Every line holding the string "Mandala" should be gathered.
[Start Raw records]
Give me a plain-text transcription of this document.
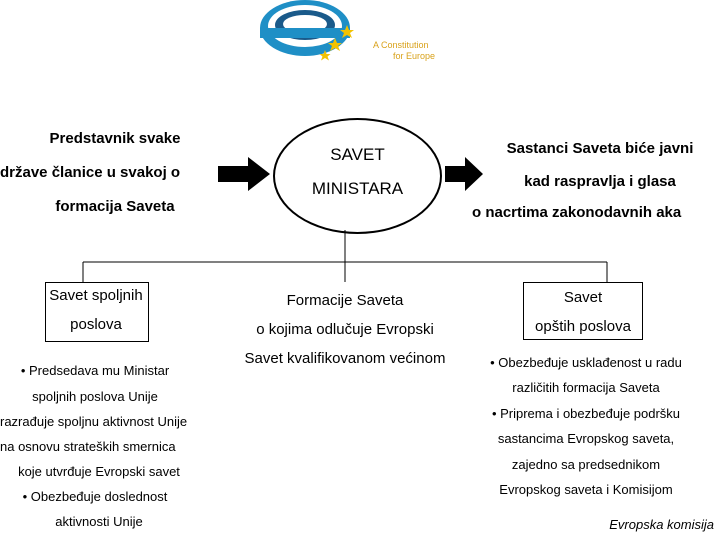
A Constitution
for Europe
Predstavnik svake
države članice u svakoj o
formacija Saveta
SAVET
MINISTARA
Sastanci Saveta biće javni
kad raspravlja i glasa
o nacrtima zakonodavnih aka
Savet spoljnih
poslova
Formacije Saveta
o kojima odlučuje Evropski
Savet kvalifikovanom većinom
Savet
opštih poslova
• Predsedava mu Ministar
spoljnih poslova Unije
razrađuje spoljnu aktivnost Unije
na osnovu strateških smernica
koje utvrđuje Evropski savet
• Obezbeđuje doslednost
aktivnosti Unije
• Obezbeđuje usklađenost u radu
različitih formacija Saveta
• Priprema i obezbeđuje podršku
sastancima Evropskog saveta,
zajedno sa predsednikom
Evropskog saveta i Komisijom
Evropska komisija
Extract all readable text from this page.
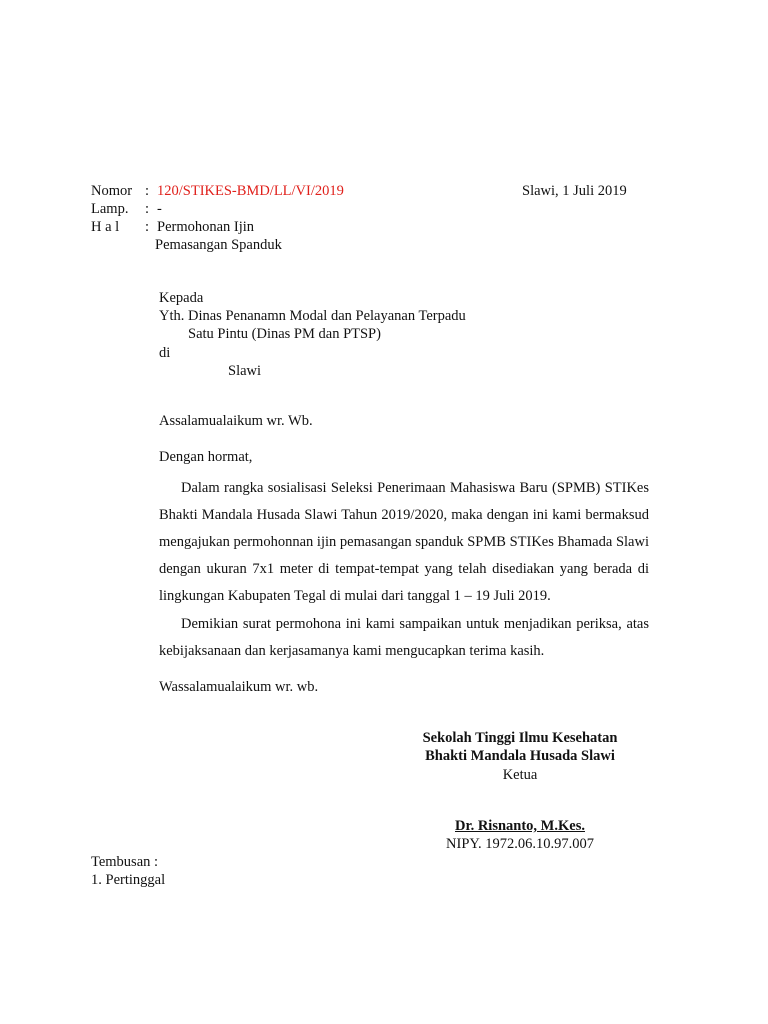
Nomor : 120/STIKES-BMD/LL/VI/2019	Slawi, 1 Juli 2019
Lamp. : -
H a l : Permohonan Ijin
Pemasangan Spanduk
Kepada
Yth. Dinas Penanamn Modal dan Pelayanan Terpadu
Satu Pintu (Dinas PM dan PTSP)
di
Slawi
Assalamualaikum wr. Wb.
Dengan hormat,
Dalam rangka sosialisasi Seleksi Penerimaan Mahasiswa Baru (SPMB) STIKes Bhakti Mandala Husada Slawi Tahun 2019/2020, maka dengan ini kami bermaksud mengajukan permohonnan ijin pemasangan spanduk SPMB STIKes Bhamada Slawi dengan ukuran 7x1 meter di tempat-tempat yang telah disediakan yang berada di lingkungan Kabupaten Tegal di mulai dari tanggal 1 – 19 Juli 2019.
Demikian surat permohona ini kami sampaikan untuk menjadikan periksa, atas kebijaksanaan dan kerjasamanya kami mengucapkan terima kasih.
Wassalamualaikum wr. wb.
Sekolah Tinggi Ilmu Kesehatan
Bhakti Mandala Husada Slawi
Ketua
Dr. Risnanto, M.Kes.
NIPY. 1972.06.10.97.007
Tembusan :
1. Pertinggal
[End Raw records]
Answer to the exercise:
Dalam rangka sosialisasi Seleksi Penerimaan Mahasiswa Baru (SPMB) STIKes Bhakti Mandala Husada Slawi Tahun 2019/2020, maka dengan ini kami bermaksud mengajukan permohonnan ijin pemasangan spanduk SPMB STIKes Bhamada Slawi dengan ukuran 7x1 meter di tempat-tempat yang telah disediakan yang berada di lingkungan Kabupaten Tegal di mulai dari tanggal 1 – 19 Juli 2019.
Bhakti Mandala Husada Slawi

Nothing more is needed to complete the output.